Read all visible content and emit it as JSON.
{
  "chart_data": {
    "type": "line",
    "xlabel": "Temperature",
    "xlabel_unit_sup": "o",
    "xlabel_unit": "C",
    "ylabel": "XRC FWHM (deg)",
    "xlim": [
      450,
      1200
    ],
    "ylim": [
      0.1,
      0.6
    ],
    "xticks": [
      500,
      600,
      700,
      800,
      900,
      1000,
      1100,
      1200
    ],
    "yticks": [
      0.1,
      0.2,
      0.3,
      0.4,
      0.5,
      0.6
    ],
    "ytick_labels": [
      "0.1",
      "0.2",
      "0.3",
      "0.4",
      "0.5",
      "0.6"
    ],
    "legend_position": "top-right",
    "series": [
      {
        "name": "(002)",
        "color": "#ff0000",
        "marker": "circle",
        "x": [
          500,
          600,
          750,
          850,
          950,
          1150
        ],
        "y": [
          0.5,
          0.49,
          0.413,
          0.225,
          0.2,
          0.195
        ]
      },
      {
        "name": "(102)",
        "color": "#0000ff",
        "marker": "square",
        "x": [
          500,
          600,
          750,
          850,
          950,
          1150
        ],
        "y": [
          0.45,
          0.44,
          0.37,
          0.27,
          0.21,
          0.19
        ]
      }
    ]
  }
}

What you should do. Write out the listing once more, matching it exactly.

Final result.
Read all visible content and emit it as JSON.
{
  "chart_data": {
    "type": "line",
    "xlabel": "Temperature",
    "xlabel_unit_sup": "o",
    "xlabel_unit": "C",
    "ylabel": "XRC FWHM (deg)",
    "xlim": [
      450,
      1200
    ],
    "ylim": [
      0.1,
      0.6
    ],
    "xticks": [
      500,
      600,
      700,
      800,
      900,
      1000,
      1100,
      1200
    ],
    "yticks": [
      0.1,
      0.2,
      0.3,
      0.4,
      0.5,
      0.6
    ],
    "ytick_labels": [
      "0.1",
      "0.2",
      "0.3",
      "0.4",
      "0.5",
      "0.6"
    ],
    "legend_position": "top-right",
    "series": [
      {
        "name": "(002)",
        "color": "#ff0000",
        "marker": "circle",
        "x": [
          500,
          600,
          750,
          850,
          950,
          1150
        ],
        "y": [
          0.5,
          0.49,
          0.413,
          0.225,
          0.2,
          0.195
        ]
      },
      {
        "name": "(102)",
        "color": "#0000ff",
        "marker": "square",
        "x": [
          500,
          600,
          750,
          850,
          950,
          1150
        ],
        "y": [
          0.45,
          0.44,
          0.37,
          0.27,
          0.21,
          0.19
        ]
      }
    ]
  }
}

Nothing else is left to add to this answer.